▸ **TASK DESCRIPTION**:
Select the lines that hold the word "государственной" and copy each one.

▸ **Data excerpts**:
+++

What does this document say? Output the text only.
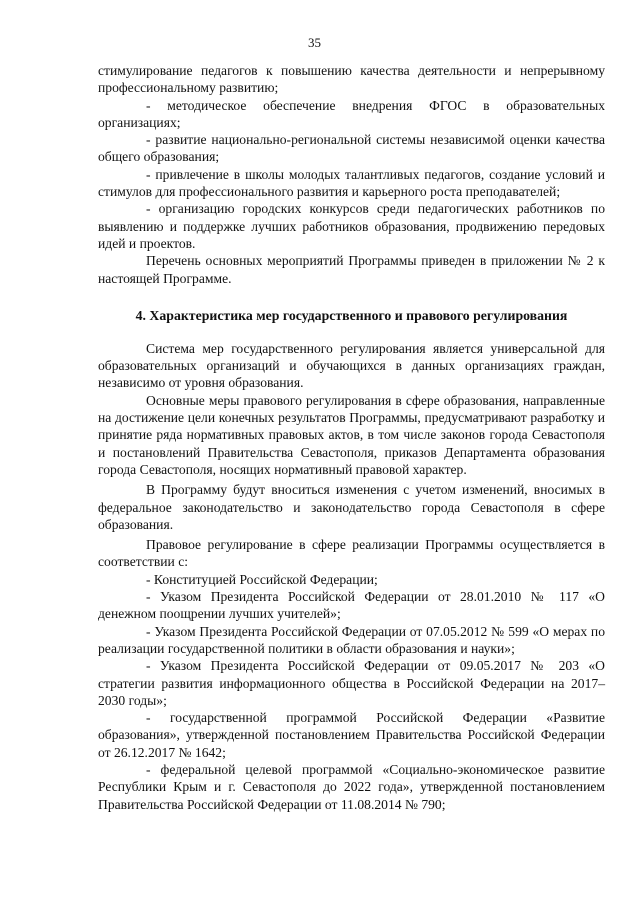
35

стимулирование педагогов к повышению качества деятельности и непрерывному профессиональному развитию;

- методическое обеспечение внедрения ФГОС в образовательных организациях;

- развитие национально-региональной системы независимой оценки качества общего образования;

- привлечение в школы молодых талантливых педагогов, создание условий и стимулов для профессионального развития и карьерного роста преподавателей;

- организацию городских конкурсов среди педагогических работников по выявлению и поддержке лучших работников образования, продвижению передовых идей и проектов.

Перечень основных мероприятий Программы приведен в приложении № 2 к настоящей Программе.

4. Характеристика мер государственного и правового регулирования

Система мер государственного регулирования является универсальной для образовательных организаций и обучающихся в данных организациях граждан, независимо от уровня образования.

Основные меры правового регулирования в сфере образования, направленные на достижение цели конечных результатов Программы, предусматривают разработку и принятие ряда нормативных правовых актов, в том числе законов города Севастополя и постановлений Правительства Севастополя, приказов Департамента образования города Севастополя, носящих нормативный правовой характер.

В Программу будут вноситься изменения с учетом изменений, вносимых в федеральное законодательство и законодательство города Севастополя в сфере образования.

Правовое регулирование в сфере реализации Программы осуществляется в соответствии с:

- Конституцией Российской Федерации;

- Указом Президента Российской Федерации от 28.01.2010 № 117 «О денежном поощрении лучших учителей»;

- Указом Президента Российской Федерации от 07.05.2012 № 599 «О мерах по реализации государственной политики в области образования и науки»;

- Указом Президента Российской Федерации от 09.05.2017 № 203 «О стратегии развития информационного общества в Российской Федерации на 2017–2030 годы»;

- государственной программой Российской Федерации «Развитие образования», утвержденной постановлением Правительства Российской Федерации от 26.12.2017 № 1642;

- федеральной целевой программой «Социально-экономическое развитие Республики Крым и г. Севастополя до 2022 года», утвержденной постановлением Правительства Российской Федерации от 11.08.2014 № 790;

+++

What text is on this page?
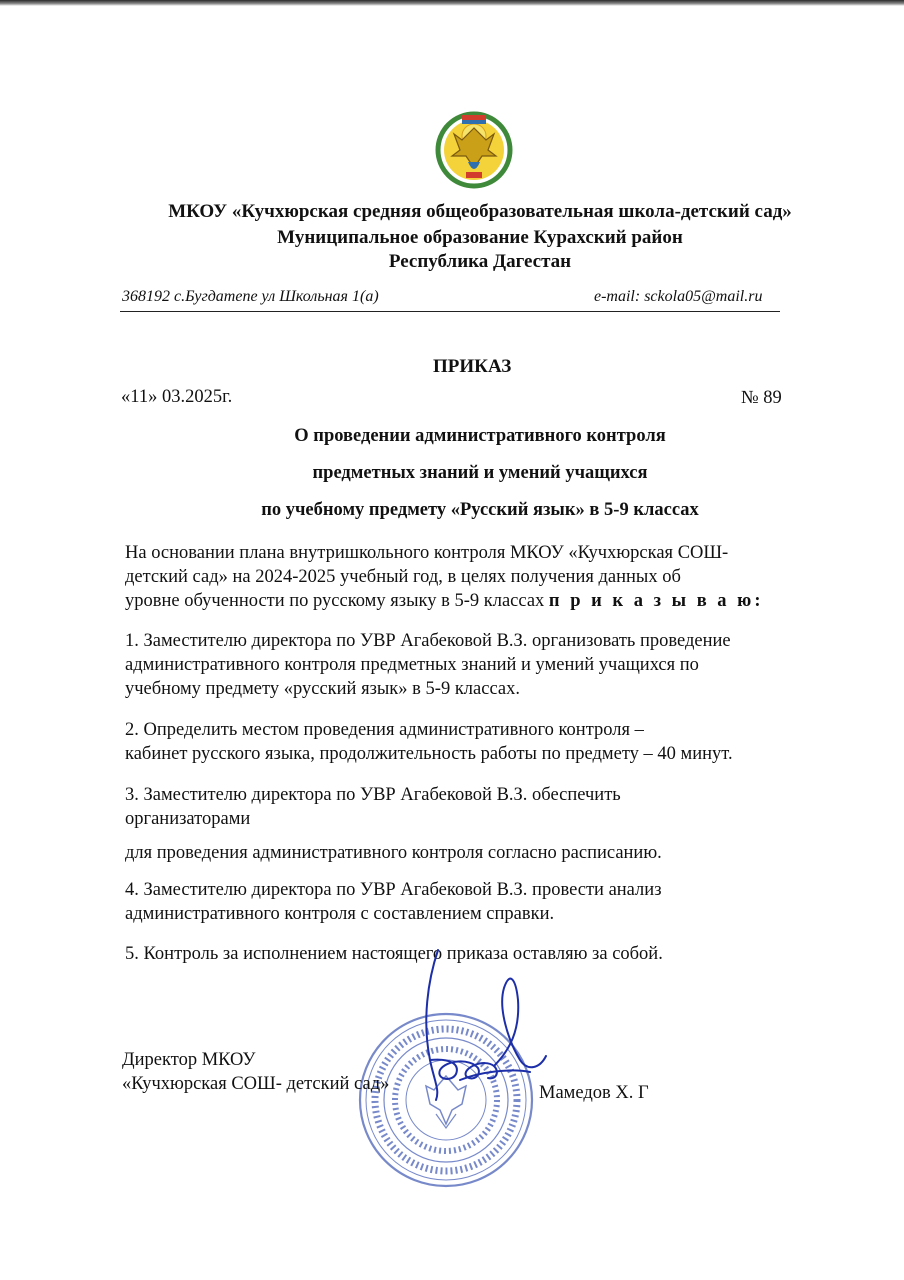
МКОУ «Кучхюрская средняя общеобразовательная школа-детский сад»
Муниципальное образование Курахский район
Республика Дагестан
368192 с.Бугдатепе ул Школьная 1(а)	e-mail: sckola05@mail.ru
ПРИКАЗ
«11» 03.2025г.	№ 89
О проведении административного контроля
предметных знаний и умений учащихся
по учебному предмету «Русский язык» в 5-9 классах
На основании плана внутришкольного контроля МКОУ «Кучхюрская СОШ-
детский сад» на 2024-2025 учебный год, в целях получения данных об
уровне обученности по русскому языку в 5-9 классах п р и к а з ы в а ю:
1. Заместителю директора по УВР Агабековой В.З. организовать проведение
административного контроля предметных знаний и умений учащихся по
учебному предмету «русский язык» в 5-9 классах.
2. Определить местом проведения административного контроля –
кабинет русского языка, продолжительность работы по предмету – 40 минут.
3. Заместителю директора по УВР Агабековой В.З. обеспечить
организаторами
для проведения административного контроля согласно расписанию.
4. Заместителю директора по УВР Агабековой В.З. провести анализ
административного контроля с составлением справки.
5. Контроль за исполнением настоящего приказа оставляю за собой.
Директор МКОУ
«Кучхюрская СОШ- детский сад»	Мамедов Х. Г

+++

▸ **COMPLETE ANSWER**:
- Указом Президента Российской Федерации от 07.05.2012 № 599 «О мерах по реализации государственной политики в области образования и науки»;
- государственной программой Российской Федерации «Развитие образования», утвержденной постановлением Правительства Российской Федерации от 26.12.2017 № 1642;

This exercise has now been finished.